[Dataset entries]
+ + + + +
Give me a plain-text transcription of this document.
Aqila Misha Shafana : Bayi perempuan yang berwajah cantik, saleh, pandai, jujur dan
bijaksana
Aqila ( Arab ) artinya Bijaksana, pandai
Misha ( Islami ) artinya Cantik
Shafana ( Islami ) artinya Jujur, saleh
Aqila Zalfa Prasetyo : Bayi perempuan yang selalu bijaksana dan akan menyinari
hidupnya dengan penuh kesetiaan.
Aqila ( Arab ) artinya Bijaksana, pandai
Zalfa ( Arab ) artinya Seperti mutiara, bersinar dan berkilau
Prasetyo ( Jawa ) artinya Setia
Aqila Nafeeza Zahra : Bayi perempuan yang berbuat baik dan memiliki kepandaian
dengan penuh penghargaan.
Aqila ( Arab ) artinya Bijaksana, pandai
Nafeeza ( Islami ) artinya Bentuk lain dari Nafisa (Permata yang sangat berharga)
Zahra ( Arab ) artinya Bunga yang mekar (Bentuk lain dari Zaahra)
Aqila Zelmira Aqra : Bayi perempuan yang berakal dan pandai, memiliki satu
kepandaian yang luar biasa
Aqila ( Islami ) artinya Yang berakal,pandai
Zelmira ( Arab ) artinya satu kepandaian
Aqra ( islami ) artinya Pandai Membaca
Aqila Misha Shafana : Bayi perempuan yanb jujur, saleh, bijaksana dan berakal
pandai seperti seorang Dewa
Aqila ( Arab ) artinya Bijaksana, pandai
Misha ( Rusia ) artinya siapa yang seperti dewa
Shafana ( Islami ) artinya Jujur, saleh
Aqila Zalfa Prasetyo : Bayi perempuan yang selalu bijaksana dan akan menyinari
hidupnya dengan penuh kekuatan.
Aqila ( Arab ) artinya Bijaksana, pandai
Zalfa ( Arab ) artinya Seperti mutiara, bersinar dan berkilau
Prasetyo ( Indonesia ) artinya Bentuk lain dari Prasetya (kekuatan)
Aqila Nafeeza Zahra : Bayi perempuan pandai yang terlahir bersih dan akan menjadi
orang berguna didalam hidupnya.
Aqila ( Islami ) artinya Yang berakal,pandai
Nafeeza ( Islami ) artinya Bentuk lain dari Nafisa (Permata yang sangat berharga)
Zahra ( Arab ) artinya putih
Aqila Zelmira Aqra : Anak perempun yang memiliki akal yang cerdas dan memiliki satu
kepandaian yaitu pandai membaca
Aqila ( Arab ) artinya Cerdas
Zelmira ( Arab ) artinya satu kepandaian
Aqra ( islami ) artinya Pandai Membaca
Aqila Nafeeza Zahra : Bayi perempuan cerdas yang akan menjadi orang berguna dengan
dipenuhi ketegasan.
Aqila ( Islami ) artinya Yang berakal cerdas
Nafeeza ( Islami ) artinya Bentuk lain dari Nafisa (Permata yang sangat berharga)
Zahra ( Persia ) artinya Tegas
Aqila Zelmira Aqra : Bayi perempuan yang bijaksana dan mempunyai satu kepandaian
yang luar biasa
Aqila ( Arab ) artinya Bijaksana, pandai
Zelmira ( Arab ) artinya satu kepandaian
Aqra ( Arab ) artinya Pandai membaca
+ + + + +
→ **Task description**:
Go through the material above and copy each line that has the word "Zahra".

→ **Exercise result**:
Aqila Nafeeza Zahra : Bayi perempuan yang berbuat baik dan memiliki kepandaian
Zahra ( Arab ) artinya Bunga yang mekar (Bentuk lain dari Zaahra)
Aqila Nafeeza Zahra : Bayi perempuan pandai yang terlahir bersih dan akan menjadi
Zahra ( Arab ) artinya putih
Aqila Nafeeza Zahra : Bayi perempuan cerdas yang akan menjadi orang berguna dengan
Zahra ( Persia ) artinya Tegas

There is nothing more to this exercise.